» **CONSIGNE 1**:
D'après l'extrait sur le gaz russe, quel montant d'investissements gaziers et pétroliers est prévu d'ici 2025, et sur combien de projets ?
» **CONSIGNE 2**:
Recopiez fidèlement le passage de l'extrait sur le gaz russe qui va de « Beaucoup de choses » à « à Tel Aviv) ».

Et puisqu'on en parle, la junte ukrainienne n'a rien trouvé de mieux à faire que de poursuivre en justice la Commission européenne à propos de l'autorisation donnée à Gazprom d'utiliser à plein l'OPAL. Les vassaux orphelins de l'empire se mangent entre eux pour le plus grand amusement du Kremlin.
Les digues énergétiques déjà passablement ébréchées entre l'Europe et la Russie sont en train de rompre, un foisonnement d'investissements gaziers et pétroliers est prévu d'ici 2025 (113 milliards de $ sur 29 projets), la réconciliation pétrolière avec la Biélorussie est dans les tuyaux après les bisbilles dont nous avions parlé... Bref, ça gaze pour Moscou.
Et ce n'est pas une "trouvaille" de dernière minute qui empêchera le tsar des hydrocarbures de dormir. Une délégation européenne a en effet rendu une petite visite à Israël pour discuter la construction d'un éventuel pipeline Israël-Chypre-Grèce susceptible de fournir du gaz à partir de Léviathan. Celui-ci aussi, nous en avions parlé :
En 2010 a été découvert Léviathan, un gros gisement offshore au large des côtes israéliennes, mais que le Liban et Chypre disputent aussi à l'Etat hébreu. Même si une compagnie, Delek Energy, associée à une société texane, la mal nommée Noble Energy, ont commencé à prospecter, le développement du champ gazier est peu ou prou bloqué. La faute à d'énormes investissements difficiles dans un contexte de baisse des cours, aussi et surtout à une bataille politico-judiciaire intra-israélienne. En 2012, le géant Gazprom avait déjà proposé d'entrer dans le tour de table mais ses avances avaient été, à l'époque, rejetées sous pression américaine. Ce n'est peut-être plus le cas désormais...
Beaucoup de choses ont en effet changé depuis :
la relation américano-israélienne est à son plus bas historique (accord sur le nucléaire iranien, soutien de Washington aux Frères musulmans égyptiens et même putsch néo-nazi du Maïdan très mal vu à Tel Aviv)
l'inexorable montée en puissance russe au Moyen-Orient via l'intervention en Syrie et ses conséquences (alliance de facto avec le Hezbollah, rupture avec la Turquie)

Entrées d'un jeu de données
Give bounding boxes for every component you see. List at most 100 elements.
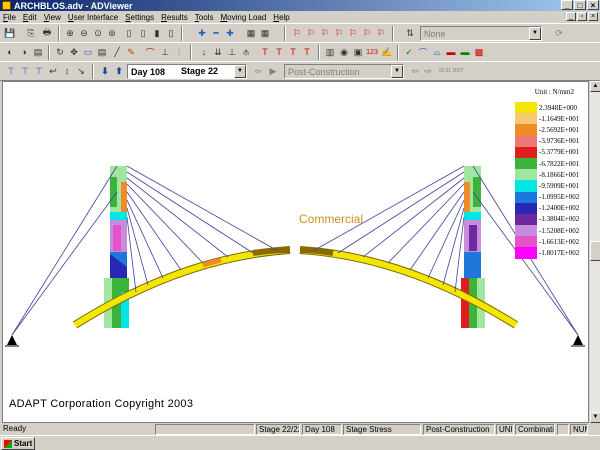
line-icon[interactable]: ╱	[110, 45, 124, 59]
select-element-icon[interactable]: ⚐	[304, 26, 318, 40]
arrow-up-icon[interactable]: ⬆	[112, 64, 126, 78]
rotate-icon[interactable]: ↻	[53, 45, 67, 59]
scroll-thumb[interactable]	[590, 241, 600, 261]
deformed-icon[interactable]: ✓	[402, 45, 416, 59]
chevron-down-icon[interactable]: ▼	[529, 27, 541, 40]
element-icon[interactable]: ▭	[81, 45, 95, 59]
moment-icon[interactable]: ⊥	[225, 45, 239, 59]
mdi-minimize-button[interactable]: _	[566, 12, 576, 21]
prev-icon[interactable]: ⇦	[408, 64, 422, 78]
menu-view[interactable]: View	[44, 13, 61, 22]
select-group-icon[interactable]: ⚐	[346, 26, 360, 40]
view-top-icon[interactable]: ▮	[150, 26, 164, 40]
reaction-icon[interactable]: ⌒	[416, 45, 430, 59]
construction-combo[interactable]: Post-Construction ▼	[284, 64, 404, 79]
menu-moving-load[interactable]: Moving Load	[220, 13, 266, 22]
close-button[interactable]: ×	[587, 0, 599, 10]
menu-settings[interactable]: Settings	[125, 13, 154, 22]
legend-label: -8.1866E+001	[539, 170, 580, 179]
stage-tool-2-icon[interactable]: ⊤	[18, 64, 32, 78]
chevron-down-icon[interactable]: ▼	[234, 65, 246, 78]
section4-icon[interactable]: T	[300, 45, 314, 59]
contour-icon[interactable]: ▬	[458, 45, 472, 59]
sort-icon[interactable]: ⇅	[403, 26, 417, 40]
shift-right-icon[interactable]: ✚	[223, 26, 237, 40]
mdi-close-button[interactable]: ×	[588, 12, 598, 21]
view-side-icon[interactable]: ▯	[136, 26, 150, 40]
pan-icon[interactable]: ✥	[67, 45, 81, 59]
zoom-fit-icon[interactable]: ⊚	[105, 26, 119, 40]
menu-user-interface[interactable]: User Interface	[68, 13, 118, 22]
force-icon[interactable]: ⌓	[430, 45, 444, 59]
print-icon[interactable]: 🖶	[40, 26, 54, 40]
select-node-icon[interactable]: ⚐	[290, 26, 304, 40]
start-button[interactable]: Start	[1, 437, 35, 450]
select-all-icon[interactable]: ⚐	[318, 26, 332, 40]
load-arrow-icon[interactable]: ↓	[197, 45, 211, 59]
material-icon[interactable]: ◉	[337, 45, 351, 59]
menu-edit[interactable]: Edit	[23, 13, 37, 22]
thickness-icon[interactable]: ▣	[351, 45, 365, 59]
stage-tool-6-icon[interactable]: ↘	[74, 64, 88, 78]
distributed-load-icon[interactable]: ⇊	[211, 45, 225, 59]
refresh-icon[interactable]: ⟳	[552, 26, 566, 40]
day-stage-combo[interactable]: Day 108 Stage 22 ▼	[127, 64, 247, 79]
section3-icon[interactable]: T	[286, 45, 300, 59]
chevron-down-icon[interactable]: ▼	[391, 65, 403, 78]
display-element-icon[interactable]: ▦	[258, 26, 272, 40]
section-icon[interactable]: T	[258, 45, 272, 59]
stress-icon[interactable]: ▬	[444, 45, 458, 59]
section2-icon[interactable]: T	[272, 45, 286, 59]
mdi-restore-button[interactable]: ▫	[577, 12, 587, 21]
day-value: Day 108	[131, 66, 166, 77]
unselect-icon[interactable]: ⚐	[332, 26, 346, 40]
stage-tool-5-icon[interactable]: ↕	[60, 64, 74, 78]
table-icon[interactable]: ▥	[323, 45, 337, 59]
hide-icon[interactable]: ◑	[17, 45, 31, 59]
animation-icon[interactable]: ▩	[472, 45, 486, 59]
menu-help[interactable]: Help	[273, 13, 289, 22]
shift-center-icon[interactable]: ━	[209, 26, 223, 40]
zoom-previous-icon[interactable]: ◐	[3, 45, 17, 59]
scroll-up-icon[interactable]: ▲	[590, 81, 600, 92]
zoom-out-icon[interactable]: ⊖	[77, 26, 91, 40]
copy-icon[interactable]: ⎘	[24, 26, 38, 40]
back-arrow-icon[interactable]: ⇦	[251, 64, 265, 78]
arch-icon[interactable]: ⌒	[143, 45, 157, 59]
save-icon[interactable]: 💾	[3, 26, 17, 40]
vertical-scrollbar[interactable]: ▲ ▼	[589, 81, 600, 423]
spring-icon[interactable]: ⫶	[172, 45, 186, 59]
zoom-window-icon[interactable]: ⊙	[91, 26, 105, 40]
shift-left-icon[interactable]: ✚	[195, 26, 209, 40]
menu-file[interactable]: File	[3, 13, 16, 22]
stage-tool-1-icon[interactable]: ⊤	[4, 64, 18, 78]
view-front-icon[interactable]: ▯	[122, 26, 136, 40]
next-icon[interactable]: ⇨	[421, 64, 435, 78]
view-iso-icon[interactable]: ▯	[164, 26, 178, 40]
hidden-line-icon[interactable]: ▤	[95, 45, 109, 59]
menu-bar: File Edit View User Interface Settings R…	[0, 11, 600, 23]
model-view[interactable]: Commercial ADAPT Corporation Copyright 2…	[2, 81, 589, 423]
play-icon[interactable]: ▶	[266, 64, 280, 78]
maximize-button[interactable]: □	[574, 0, 586, 10]
select-box-icon[interactable]: ⚐	[374, 26, 388, 40]
select-query-icon[interactable]: ⚐	[360, 26, 374, 40]
zoom-in-icon[interactable]: ⊕	[63, 26, 77, 40]
support-icon[interactable]: ⊥	[158, 45, 172, 59]
menu-results[interactable]: Results	[161, 13, 188, 22]
stage-tool-4-icon[interactable]: ↩	[46, 64, 60, 78]
none-combo[interactable]: None ▼	[420, 26, 542, 41]
menu-tools[interactable]: Tools	[195, 13, 214, 22]
bridge-drawing	[5, 165, 585, 347]
minimize-button[interactable]: _	[561, 0, 573, 10]
numbering-icon[interactable]: 123	[365, 45, 379, 59]
display-node-icon[interactable]: ▦	[244, 26, 258, 40]
stage-tool-3-icon[interactable]: ⊤	[32, 64, 46, 78]
settlement-icon[interactable]: ⫛	[239, 45, 253, 59]
scroll-down-icon[interactable]: ▼	[590, 412, 600, 423]
arrow-down-icon[interactable]: ⬇	[98, 64, 112, 78]
legend-swatch	[515, 225, 537, 237]
render-icon[interactable]: ▤	[31, 45, 45, 59]
draw-icon[interactable]: ✎	[124, 45, 138, 59]
edit-icon[interactable]: ✍	[380, 45, 394, 59]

» **RÉPONSE FINALE 1**:
113 milliards de dollars, sur 29 projets.

» **RÉPONSE FINALE 2**:
Beaucoup de choses ont en effet changé depuis :
la relation américano-israélienne est à son plus bas historique (accord sur le nucléaire iranien, soutien de Washington aux Frères musulmans égyptiens et même putsch néo-nazi du Maïdan très mal vu à Tel Aviv)